▶ SHORT PROBLEM
Look for the string "river" and copy every line that has it.

▶ PROVIDED DATA
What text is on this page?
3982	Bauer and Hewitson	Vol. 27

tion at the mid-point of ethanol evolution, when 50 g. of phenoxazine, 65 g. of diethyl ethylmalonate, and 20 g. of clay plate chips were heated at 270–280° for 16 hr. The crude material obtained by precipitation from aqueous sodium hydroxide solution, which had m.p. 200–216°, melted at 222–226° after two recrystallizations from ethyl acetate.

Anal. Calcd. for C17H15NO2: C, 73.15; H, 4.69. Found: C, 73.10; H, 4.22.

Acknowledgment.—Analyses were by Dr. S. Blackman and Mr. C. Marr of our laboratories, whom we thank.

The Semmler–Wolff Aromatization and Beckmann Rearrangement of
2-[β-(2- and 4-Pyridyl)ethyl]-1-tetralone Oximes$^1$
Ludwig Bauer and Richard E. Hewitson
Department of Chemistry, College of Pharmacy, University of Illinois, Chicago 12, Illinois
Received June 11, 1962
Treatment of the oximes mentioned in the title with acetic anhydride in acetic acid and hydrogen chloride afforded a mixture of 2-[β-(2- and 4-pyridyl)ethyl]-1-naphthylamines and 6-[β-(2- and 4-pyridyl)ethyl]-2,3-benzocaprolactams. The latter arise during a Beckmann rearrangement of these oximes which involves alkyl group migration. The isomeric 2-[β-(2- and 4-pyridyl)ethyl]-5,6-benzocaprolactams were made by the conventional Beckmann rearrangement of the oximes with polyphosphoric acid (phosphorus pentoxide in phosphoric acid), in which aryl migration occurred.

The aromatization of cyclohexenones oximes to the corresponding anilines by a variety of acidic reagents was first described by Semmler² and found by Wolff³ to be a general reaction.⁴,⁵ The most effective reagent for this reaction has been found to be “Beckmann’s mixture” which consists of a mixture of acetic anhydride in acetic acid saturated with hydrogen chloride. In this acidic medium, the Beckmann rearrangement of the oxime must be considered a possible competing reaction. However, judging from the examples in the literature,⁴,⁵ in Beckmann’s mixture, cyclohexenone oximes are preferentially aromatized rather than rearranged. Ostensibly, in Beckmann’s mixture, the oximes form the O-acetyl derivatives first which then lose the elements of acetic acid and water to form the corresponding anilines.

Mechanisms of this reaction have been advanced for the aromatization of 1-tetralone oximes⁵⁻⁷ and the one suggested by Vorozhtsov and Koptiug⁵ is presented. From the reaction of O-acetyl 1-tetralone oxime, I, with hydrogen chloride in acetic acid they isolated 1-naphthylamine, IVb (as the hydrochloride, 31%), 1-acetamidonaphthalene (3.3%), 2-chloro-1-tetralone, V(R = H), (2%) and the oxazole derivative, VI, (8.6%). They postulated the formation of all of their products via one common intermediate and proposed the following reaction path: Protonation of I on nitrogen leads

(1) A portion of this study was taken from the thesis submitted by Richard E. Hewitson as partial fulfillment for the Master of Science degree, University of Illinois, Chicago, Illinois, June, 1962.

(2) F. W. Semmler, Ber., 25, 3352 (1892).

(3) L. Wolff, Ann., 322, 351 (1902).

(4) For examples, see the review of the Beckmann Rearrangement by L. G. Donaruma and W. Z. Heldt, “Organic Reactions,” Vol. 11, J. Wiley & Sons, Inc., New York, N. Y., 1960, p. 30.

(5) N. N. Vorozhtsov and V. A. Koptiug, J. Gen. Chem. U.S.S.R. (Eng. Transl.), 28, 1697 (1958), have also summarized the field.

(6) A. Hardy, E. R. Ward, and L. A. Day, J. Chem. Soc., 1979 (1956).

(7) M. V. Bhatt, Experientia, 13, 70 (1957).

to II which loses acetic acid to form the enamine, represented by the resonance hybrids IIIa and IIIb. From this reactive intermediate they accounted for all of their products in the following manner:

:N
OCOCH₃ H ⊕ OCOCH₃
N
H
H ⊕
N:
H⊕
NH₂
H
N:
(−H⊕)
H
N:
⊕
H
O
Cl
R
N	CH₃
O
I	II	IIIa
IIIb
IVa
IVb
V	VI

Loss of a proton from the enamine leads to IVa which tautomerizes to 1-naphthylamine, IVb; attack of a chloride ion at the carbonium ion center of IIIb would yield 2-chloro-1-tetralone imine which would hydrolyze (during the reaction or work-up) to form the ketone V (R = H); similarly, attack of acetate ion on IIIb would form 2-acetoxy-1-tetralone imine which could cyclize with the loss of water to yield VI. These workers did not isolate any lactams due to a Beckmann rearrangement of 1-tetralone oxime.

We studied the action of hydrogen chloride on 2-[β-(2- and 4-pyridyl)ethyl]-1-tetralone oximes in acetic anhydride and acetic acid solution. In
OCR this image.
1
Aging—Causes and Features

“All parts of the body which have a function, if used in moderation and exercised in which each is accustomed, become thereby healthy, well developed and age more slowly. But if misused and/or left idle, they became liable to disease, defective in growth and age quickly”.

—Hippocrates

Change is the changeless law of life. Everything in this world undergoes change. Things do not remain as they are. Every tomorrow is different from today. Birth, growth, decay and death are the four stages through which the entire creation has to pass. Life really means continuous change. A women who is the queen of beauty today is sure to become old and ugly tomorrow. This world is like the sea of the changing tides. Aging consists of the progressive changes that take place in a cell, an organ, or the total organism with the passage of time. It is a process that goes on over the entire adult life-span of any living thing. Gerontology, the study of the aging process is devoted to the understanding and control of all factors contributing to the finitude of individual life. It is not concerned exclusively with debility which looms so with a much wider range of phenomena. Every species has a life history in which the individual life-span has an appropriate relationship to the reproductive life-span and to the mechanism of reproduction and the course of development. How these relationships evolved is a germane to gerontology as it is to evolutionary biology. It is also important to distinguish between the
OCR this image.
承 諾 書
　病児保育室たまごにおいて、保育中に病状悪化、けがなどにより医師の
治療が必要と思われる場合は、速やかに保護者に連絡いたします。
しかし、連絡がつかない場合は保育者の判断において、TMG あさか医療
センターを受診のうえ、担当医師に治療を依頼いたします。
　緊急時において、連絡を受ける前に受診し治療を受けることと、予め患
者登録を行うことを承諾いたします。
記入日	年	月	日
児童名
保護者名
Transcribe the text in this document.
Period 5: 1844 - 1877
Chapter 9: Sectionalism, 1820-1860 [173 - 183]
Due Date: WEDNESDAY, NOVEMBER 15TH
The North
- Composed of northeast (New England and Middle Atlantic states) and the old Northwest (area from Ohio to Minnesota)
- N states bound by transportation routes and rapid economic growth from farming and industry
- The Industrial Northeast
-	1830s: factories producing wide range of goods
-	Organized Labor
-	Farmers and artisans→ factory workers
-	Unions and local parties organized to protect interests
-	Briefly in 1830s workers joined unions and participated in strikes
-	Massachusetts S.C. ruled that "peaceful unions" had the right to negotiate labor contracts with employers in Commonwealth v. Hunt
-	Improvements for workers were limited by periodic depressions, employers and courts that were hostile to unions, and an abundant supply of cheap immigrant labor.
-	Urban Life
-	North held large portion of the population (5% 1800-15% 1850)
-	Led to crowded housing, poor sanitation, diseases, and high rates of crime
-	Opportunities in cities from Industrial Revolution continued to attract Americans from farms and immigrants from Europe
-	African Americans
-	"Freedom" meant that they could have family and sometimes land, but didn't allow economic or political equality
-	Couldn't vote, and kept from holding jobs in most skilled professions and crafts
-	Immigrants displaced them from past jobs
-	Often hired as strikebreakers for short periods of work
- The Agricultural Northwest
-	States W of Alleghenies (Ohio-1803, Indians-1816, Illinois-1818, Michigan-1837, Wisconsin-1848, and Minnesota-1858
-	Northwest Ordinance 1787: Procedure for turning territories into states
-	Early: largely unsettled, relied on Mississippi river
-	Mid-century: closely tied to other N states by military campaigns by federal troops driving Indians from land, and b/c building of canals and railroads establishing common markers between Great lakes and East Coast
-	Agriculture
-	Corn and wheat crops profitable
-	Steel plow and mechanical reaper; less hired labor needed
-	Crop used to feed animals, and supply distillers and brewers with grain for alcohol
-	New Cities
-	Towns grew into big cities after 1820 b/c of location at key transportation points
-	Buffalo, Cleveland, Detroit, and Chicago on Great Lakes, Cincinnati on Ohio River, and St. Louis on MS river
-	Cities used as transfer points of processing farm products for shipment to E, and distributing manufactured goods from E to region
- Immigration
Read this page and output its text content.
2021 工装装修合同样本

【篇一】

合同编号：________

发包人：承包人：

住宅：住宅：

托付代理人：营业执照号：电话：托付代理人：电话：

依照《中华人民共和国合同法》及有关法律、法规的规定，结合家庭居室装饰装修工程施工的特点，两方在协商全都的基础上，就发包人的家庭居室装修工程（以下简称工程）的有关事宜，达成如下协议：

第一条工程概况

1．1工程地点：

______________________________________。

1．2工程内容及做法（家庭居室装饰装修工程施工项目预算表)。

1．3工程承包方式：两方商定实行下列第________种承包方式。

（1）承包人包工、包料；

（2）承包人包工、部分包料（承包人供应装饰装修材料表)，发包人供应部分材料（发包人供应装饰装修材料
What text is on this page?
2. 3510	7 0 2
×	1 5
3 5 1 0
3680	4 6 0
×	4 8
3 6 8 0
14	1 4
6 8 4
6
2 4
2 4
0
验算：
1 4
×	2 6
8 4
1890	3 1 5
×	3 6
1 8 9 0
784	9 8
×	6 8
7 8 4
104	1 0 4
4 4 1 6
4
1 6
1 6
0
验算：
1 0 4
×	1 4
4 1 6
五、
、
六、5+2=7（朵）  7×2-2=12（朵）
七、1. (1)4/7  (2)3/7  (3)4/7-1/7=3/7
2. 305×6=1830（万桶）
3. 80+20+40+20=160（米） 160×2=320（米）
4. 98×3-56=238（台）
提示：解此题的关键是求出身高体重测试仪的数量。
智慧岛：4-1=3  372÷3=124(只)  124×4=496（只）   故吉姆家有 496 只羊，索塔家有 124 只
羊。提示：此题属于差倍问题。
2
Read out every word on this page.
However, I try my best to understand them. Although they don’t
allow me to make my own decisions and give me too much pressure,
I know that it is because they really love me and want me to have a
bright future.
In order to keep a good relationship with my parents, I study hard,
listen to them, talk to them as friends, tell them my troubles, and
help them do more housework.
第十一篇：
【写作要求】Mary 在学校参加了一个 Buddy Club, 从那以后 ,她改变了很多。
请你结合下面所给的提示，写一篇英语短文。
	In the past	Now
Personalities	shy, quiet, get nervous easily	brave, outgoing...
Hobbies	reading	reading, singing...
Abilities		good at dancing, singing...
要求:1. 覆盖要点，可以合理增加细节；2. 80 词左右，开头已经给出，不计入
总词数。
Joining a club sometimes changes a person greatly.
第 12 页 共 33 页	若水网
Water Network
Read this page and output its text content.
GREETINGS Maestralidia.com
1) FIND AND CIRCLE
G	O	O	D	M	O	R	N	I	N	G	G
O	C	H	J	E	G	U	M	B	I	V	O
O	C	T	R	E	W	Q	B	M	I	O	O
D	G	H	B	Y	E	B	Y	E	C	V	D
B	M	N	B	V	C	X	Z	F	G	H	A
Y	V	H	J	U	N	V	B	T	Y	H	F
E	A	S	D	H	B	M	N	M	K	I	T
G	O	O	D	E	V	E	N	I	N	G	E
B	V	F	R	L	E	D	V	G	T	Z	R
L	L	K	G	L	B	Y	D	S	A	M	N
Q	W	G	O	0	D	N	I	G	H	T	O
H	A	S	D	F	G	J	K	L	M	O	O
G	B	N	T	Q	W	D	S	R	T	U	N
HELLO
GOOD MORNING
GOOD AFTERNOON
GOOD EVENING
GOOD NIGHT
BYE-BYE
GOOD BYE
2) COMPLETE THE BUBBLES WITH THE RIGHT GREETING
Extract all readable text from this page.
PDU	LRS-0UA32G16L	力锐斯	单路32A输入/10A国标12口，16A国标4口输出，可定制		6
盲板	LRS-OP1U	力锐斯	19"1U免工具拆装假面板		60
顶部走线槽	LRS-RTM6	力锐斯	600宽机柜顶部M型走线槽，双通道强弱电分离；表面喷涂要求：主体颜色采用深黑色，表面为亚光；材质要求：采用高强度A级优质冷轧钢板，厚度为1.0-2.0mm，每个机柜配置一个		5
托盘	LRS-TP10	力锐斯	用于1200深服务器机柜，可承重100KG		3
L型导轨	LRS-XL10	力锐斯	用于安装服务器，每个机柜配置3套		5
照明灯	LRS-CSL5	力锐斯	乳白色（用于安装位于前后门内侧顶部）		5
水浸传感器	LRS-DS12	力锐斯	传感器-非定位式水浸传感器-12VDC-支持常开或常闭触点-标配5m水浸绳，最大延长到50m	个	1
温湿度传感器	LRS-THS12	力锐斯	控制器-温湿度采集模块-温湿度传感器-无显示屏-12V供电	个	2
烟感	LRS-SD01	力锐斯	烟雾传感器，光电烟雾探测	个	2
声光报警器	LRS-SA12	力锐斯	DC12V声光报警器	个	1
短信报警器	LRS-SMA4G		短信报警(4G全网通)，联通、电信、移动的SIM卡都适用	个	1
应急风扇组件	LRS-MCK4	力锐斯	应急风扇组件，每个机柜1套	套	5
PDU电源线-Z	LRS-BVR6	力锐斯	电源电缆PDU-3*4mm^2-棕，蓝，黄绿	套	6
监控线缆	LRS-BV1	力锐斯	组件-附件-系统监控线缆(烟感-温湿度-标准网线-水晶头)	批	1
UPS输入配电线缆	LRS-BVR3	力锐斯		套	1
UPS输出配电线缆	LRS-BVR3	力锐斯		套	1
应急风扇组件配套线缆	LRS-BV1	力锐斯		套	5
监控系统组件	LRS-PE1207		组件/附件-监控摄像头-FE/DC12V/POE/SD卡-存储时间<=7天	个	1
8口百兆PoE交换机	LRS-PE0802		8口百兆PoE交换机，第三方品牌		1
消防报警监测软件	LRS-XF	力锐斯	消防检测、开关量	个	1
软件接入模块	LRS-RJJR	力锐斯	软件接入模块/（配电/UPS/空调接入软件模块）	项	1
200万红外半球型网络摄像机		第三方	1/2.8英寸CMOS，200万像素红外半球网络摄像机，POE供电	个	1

▶ WRITTEN REPLY
-	Early: largely unsettled, relied on Mississippi river
-	Buffalo, Cleveland, Detroit, and Chicago on Great Lakes, Cincinnati on Ohio River, and St. Louis on MS river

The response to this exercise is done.